▶ _Stored data_
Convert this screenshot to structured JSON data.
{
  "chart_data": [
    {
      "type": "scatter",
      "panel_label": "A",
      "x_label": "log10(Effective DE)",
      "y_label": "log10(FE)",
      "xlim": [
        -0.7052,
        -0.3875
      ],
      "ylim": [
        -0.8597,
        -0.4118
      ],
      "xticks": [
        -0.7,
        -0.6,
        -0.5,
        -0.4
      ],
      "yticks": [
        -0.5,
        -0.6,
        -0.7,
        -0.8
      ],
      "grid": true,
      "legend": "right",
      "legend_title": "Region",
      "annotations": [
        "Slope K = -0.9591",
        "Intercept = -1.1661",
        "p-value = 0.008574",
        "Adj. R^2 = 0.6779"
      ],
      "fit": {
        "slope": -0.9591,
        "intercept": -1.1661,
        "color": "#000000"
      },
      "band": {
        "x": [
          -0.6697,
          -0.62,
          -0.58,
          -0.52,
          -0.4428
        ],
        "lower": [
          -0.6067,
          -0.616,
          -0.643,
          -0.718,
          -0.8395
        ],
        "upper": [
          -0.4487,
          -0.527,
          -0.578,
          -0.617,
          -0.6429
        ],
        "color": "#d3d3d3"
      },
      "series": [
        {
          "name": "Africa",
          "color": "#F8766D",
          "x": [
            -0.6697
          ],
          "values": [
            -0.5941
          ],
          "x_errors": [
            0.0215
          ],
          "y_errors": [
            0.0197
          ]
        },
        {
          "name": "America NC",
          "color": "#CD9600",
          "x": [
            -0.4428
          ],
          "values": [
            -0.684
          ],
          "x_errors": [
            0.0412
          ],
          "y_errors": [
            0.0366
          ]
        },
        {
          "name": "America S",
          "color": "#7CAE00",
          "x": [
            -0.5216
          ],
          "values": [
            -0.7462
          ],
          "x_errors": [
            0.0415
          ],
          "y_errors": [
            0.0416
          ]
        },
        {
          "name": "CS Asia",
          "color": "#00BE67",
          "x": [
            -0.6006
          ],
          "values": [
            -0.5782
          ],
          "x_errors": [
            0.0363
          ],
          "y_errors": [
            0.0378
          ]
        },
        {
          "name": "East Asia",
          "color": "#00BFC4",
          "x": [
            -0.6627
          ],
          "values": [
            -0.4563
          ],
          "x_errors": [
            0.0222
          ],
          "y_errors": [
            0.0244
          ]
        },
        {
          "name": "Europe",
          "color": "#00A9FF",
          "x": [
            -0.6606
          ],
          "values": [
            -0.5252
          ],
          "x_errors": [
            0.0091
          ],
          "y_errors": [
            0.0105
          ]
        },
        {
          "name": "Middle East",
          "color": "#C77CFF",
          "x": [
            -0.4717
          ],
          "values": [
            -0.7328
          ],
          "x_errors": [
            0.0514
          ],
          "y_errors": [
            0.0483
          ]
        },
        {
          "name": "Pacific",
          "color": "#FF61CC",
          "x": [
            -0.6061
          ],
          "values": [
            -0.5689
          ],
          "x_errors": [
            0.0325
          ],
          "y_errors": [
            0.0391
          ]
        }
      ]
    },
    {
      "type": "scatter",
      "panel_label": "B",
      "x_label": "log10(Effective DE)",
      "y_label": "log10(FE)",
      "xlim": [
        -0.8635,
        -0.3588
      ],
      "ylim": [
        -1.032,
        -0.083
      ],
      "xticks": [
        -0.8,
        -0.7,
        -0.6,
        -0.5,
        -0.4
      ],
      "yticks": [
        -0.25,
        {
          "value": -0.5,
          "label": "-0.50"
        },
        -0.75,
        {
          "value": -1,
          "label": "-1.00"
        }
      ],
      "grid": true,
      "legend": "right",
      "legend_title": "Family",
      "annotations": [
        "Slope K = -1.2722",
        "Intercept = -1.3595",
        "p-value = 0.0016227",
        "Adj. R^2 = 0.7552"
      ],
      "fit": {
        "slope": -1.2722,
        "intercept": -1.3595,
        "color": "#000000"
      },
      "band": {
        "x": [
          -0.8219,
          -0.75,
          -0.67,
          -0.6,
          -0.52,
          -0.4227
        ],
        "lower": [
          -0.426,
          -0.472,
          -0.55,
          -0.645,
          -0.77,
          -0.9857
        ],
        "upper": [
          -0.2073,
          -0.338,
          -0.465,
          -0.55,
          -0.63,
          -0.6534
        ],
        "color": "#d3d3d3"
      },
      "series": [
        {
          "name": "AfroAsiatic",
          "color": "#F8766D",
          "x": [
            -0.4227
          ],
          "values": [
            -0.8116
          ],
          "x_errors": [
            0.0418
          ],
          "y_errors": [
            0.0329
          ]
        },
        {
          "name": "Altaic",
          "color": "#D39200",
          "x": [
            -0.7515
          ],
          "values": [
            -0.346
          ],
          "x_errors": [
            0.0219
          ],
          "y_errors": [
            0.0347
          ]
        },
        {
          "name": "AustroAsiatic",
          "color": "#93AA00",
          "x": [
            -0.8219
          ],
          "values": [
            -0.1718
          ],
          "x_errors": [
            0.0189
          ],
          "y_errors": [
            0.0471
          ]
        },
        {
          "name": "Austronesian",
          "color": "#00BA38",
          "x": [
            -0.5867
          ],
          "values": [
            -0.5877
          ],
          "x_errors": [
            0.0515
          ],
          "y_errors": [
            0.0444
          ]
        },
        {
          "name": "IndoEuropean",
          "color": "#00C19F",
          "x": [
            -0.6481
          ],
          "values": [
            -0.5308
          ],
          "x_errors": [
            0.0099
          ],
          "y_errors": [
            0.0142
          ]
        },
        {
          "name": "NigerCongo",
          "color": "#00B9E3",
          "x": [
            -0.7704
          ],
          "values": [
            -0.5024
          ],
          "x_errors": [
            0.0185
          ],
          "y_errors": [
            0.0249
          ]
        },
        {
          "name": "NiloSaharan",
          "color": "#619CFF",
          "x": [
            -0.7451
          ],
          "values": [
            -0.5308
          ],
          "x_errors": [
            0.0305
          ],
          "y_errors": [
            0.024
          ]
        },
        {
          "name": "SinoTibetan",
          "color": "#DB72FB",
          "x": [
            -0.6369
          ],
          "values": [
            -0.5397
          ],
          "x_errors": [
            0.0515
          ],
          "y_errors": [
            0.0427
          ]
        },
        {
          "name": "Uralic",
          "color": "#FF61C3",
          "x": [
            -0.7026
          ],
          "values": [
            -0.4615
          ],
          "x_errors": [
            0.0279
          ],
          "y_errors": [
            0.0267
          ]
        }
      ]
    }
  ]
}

▶ _Exercise prompt_
Transcribe all the entries, keeping each one exactly as it is.

▶ _Expected output_
Convert this screenshot to structured JSON data.
{
  "chart_data": [
    {
      "type": "scatter",
      "panel_label": "A",
      "x_label": "log10(Effective DE)",
      "y_label": "log10(FE)",
      "xlim": [
        -0.7052,
        -0.3875
      ],
      "ylim": [
        -0.8597,
        -0.4118
      ],
      "xticks": [
        -0.7,
        -0.6,
        -0.5,
        -0.4
      ],
      "yticks": [
        -0.5,
        -0.6,
        -0.7,
        -0.8
      ],
      "grid": true,
      "legend": "right",
      "legend_title": "Region",
      "annotations": [
        "Slope K = -0.9591",
        "Intercept = -1.1661",
        "p-value = 0.008574",
        "Adj. R^2 = 0.6779"
      ],
      "fit": {
        "slope": -0.9591,
        "intercept": -1.1661,
        "color": "#000000"
      },
      "band": {
        "x": [
          -0.6697,
          -0.62,
          -0.58,
          -0.52,
          -0.4428
        ],
        "lower": [
          -0.6067,
          -0.616,
          -0.643,
          -0.718,
          -0.8395
        ],
        "upper": [
          -0.4487,
          -0.527,
          -0.578,
          -0.617,
          -0.6429
        ],
        "color": "#d3d3d3"
      },
      "series": [
        {
          "name": "Africa",
          "color": "#F8766D",
          "x": [
            -0.6697
          ],
          "values": [
            -0.5941
          ],
          "x_errors": [
            0.0215
          ],
          "y_errors": [
            0.0197
          ]
        },
        {
          "name": "America NC",
          "color": "#CD9600",
          "x": [
            -0.4428
          ],
          "values": [
            -0.684
          ],
          "x_errors": [
            0.0412
          ],
          "y_errors": [
            0.0366
          ]
        },
        {
          "name": "America S",
          "color": "#7CAE00",
          "x": [
            -0.5216
          ],
          "values": [
            -0.7462
          ],
          "x_errors": [
            0.0415
          ],
          "y_errors": [
            0.0416
          ]
        },
        {
          "name": "CS Asia",
          "color": "#00BE67",
          "x": [
            -0.6006
          ],
          "values": [
            -0.5782
          ],
          "x_errors": [
            0.0363
          ],
          "y_errors": [
            0.0378
          ]
        },
        {
          "name": "East Asia",
          "color": "#00BFC4",
          "x": [
            -0.6627
          ],
          "values": [
            -0.4563
          ],
          "x_errors": [
            0.0222
          ],
          "y_errors": [
            0.0244
          ]
        },
        {
          "name": "Europe",
          "color": "#00A9FF",
          "x": [
            -0.6606
          ],
          "values": [
            -0.5252
          ],
          "x_errors": [
            0.0091
          ],
          "y_errors": [
            0.0105
          ]
        },
        {
          "name": "Middle East",
          "color": "#C77CFF",
          "x": [
            -0.4717
          ],
          "values": [
            -0.7328
          ],
          "x_errors": [
            0.0514
          ],
          "y_errors": [
            0.0483
          ]
        },
        {
          "name": "Pacific",
          "color": "#FF61CC",
          "x": [
            -0.6061
          ],
          "values": [
            -0.5689
          ],
          "x_errors": [
            0.0325
          ],
          "y_errors": [
            0.0391
          ]
        }
      ]
    },
    {
      "type": "scatter",
      "panel_label": "B",
      "x_label": "log10(Effective DE)",
      "y_label": "log10(FE)",
      "xlim": [
        -0.8635,
        -0.3588
      ],
      "ylim": [
        -1.032,
        -0.083
      ],
      "xticks": [
        -0.8,
        -0.7,
        -0.6,
        -0.5,
        -0.4
      ],
      "yticks": [
        -0.25,
        {
          "value": -0.5,
          "label": "-0.50"
        },
        -0.75,
        {
          "value": -1,
          "label": "-1.00"
        }
      ],
      "grid": true,
      "legend": "right",
      "legend_title": "Family",
      "annotations": [
        "Slope K = -1.2722",
        "Intercept = -1.3595",
        "p-value = 0.0016227",
        "Adj. R^2 = 0.7552"
      ],
      "fit": {
        "slope": -1.2722,
        "intercept": -1.3595,
        "color": "#000000"
      },
      "band": {
        "x": [
          -0.8219,
          -0.75,
          -0.67,
          -0.6,
          -0.52,
          -0.4227
        ],
        "lower": [
          -0.426,
          -0.472,
          -0.55,
          -0.645,
          -0.77,
          -0.9857
        ],
        "upper": [
          -0.2073,
          -0.338,
          -0.465,
          -0.55,
          -0.63,
          -0.6534
        ],
        "color": "#d3d3d3"
      },
      "series": [
        {
          "name": "AfroAsiatic",
          "color": "#F8766D",
          "x": [
            -0.4227
          ],
          "values": [
            -0.8116
          ],
          "x_errors": [
            0.0418
          ],
          "y_errors": [
            0.0329
          ]
        },
        {
          "name": "Altaic",
          "color": "#D39200",
          "x": [
            -0.7515
          ],
          "values": [
            -0.346
          ],
          "x_errors": [
            0.0219
          ],
          "y_errors": [
            0.0347
          ]
        },
        {
          "name": "AustroAsiatic",
          "color": "#93AA00",
          "x": [
            -0.8219
          ],
          "values": [
            -0.1718
          ],
          "x_errors": [
            0.0189
          ],
          "y_errors": [
            0.0471
          ]
        },
        {
          "name": "Austronesian",
          "color": "#00BA38",
          "x": [
            -0.5867
          ],
          "values": [
            -0.5877
          ],
          "x_errors": [
            0.0515
          ],
          "y_errors": [
            0.0444
          ]
        },
        {
          "name": "IndoEuropean",
          "color": "#00C19F",
          "x": [
            -0.6481
          ],
          "values": [
            -0.5308
          ],
          "x_errors": [
            0.0099
          ],
          "y_errors": [
            0.0142
          ]
        },
        {
          "name": "NigerCongo",
          "color": "#00B9E3",
          "x": [
            -0.7704
          ],
          "values": [
            -0.5024
          ],
          "x_errors": [
            0.0185
          ],
          "y_errors": [
            0.0249
          ]
        },
        {
          "name": "NiloSaharan",
          "color": "#619CFF",
          "x": [
            -0.7451
          ],
          "values": [
            -0.5308
          ],
          "x_errors": [
            0.0305
          ],
          "y_errors": [
            0.024
          ]
        },
        {
          "name": "SinoTibetan",
          "color": "#DB72FB",
          "x": [
            -0.6369
          ],
          "values": [
            -0.5397
          ],
          "x_errors": [
            0.0515
          ],
          "y_errors": [
            0.0427
          ]
        },
        {
          "name": "Uralic",
          "color": "#FF61C3",
          "x": [
            -0.7026
          ],
          "values": [
            -0.4615
          ],
          "x_errors": [
            0.0279
          ],
          "y_errors": [
            0.0267
          ]
        }
      ]
    }
  ]
}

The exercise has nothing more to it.